Stored items from a collection

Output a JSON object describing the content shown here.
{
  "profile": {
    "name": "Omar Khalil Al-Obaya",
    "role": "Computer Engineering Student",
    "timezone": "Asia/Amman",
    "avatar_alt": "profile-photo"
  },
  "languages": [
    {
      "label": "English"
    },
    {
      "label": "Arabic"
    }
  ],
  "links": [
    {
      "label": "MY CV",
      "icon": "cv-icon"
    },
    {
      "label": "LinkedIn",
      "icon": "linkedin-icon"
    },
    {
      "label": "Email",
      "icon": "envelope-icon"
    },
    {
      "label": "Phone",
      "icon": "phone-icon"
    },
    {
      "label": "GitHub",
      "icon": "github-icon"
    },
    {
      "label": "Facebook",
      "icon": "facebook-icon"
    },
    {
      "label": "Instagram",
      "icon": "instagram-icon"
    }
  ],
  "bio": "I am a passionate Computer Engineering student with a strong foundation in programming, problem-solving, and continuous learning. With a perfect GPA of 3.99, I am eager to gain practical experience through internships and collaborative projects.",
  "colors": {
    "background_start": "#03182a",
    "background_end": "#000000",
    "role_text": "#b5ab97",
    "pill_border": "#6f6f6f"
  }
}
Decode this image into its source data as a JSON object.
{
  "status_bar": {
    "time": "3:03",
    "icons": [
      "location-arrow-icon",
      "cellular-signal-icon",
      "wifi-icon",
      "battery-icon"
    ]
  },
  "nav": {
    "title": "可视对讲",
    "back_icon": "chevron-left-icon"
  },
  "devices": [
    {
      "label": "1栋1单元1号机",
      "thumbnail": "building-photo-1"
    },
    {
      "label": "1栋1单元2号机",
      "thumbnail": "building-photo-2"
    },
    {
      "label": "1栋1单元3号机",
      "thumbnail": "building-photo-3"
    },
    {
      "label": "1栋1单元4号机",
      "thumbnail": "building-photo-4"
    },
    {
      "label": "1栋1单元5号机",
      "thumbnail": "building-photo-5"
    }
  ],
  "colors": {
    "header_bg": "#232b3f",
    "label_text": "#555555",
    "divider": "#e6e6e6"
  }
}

== Description of the task ==
Identify and copy lines that hold the string "object".

== Correct response ==
Output a JSON object describing the content shown here.
Decode this image into its source data as a JSON object.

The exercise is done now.